§ Record extracts:
┌────────

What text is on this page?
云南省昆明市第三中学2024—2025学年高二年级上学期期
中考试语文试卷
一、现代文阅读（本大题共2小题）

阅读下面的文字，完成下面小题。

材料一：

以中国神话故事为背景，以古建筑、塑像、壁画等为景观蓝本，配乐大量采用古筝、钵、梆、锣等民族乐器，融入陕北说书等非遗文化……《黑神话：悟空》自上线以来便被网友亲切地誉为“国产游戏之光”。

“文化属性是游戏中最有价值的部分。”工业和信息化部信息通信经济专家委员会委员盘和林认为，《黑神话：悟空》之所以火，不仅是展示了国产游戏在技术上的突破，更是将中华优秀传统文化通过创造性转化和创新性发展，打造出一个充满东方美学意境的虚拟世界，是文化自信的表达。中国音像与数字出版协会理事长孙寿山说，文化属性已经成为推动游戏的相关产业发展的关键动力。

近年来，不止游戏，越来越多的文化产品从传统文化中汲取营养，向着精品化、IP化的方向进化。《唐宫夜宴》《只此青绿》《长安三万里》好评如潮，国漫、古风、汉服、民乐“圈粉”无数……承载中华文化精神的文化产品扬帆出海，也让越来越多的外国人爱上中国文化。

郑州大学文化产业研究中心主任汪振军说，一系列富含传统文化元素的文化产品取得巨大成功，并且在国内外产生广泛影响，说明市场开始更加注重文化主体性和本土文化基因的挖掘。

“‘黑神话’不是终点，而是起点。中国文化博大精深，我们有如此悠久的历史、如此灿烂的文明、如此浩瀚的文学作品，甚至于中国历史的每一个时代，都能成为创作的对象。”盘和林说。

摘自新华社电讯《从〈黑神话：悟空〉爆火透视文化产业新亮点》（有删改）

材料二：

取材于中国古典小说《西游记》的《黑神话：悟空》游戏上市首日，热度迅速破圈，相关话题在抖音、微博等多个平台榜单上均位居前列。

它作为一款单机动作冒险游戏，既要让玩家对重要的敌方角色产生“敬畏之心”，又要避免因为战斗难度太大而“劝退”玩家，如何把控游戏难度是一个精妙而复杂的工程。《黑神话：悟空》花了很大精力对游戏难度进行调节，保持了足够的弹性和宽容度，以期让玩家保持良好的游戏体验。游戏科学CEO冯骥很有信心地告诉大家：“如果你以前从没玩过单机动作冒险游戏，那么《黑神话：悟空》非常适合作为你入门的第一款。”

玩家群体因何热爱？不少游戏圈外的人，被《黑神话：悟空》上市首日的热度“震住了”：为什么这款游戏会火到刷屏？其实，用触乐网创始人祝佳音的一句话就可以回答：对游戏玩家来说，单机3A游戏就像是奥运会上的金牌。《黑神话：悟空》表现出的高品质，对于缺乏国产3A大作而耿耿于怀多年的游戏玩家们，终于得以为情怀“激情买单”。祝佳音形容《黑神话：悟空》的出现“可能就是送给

└────────

§ What you are asked to do: Recopy the whole listing exactly.

§ Exercise solution:
What text is on this page?
云南省昆明市第三中学2024—2025学年高二年级上学期期
中考试语文试卷
一、现代文阅读（本大题共2小题）

阅读下面的文字，完成下面小题。

材料一：

以中国神话故事为背景，以古建筑、塑像、壁画等为景观蓝本，配乐大量采用古筝、钵、梆、锣等民族乐器，融入陕北说书等非遗文化……《黑神话：悟空》自上线以来便被网友亲切地誉为“国产游戏之光”。

“文化属性是游戏中最有价值的部分。”工业和信息化部信息通信经济专家委员会委员盘和林认为，《黑神话：悟空》之所以火，不仅是展示了国产游戏在技术上的突破，更是将中华优秀传统文化通过创造性转化和创新性发展，打造出一个充满东方美学意境的虚拟世界，是文化自信的表达。中国音像与数字出版协会理事长孙寿山说，文化属性已经成为推动游戏的相关产业发展的关键动力。

近年来，不止游戏，越来越多的文化产品从传统文化中汲取营养，向着精品化、IP化的方向进化。《唐宫夜宴》《只此青绿》《长安三万里》好评如潮，国漫、古风、汉服、民乐“圈粉”无数……承载中华文化精神的文化产品扬帆出海，也让越来越多的外国人爱上中国文化。

郑州大学文化产业研究中心主任汪振军说，一系列富含传统文化元素的文化产品取得巨大成功，并且在国内外产生广泛影响，说明市场开始更加注重文化主体性和本土文化基因的挖掘。

“‘黑神话’不是终点，而是起点。中国文化博大精深，我们有如此悠久的历史、如此灿烂的文明、如此浩瀚的文学作品，甚至于中国历史的每一个时代，都能成为创作的对象。”盘和林说。

摘自新华社电讯《从〈黑神话：悟空〉爆火透视文化产业新亮点》（有删改）

材料二：

取材于中国古典小说《西游记》的《黑神话：悟空》游戏上市首日，热度迅速破圈，相关话题在抖音、微博等多个平台榜单上均位居前列。

它作为一款单机动作冒险游戏，既要让玩家对重要的敌方角色产生“敬畏之心”，又要避免因为战斗难度太大而“劝退”玩家，如何把控游戏难度是一个精妙而复杂的工程。《黑神话：悟空》花了很大精力对游戏难度进行调节，保持了足够的弹性和宽容度，以期让玩家保持良好的游戏体验。游戏科学CEO冯骥很有信心地告诉大家：“如果你以前从没玩过单机动作冒险游戏，那么《黑神话：悟空》非常适合作为你入门的第一款。”

玩家群体因何热爱？不少游戏圈外的人，被《黑神话：悟空》上市首日的热度“震住了”：为什么这款游戏会火到刷屏？其实，用触乐网创始人祝佳音的一句话就可以回答：对游戏玩家来说，单机3A游戏就像是奥运会上的金牌。《黑神话：悟空》表现出的高品质，对于缺乏国产3A大作而耿耿于怀多年的游戏玩家们，终于得以为情怀“激情买单”。祝佳音形容《黑神话：悟空》的出现“可能就是送给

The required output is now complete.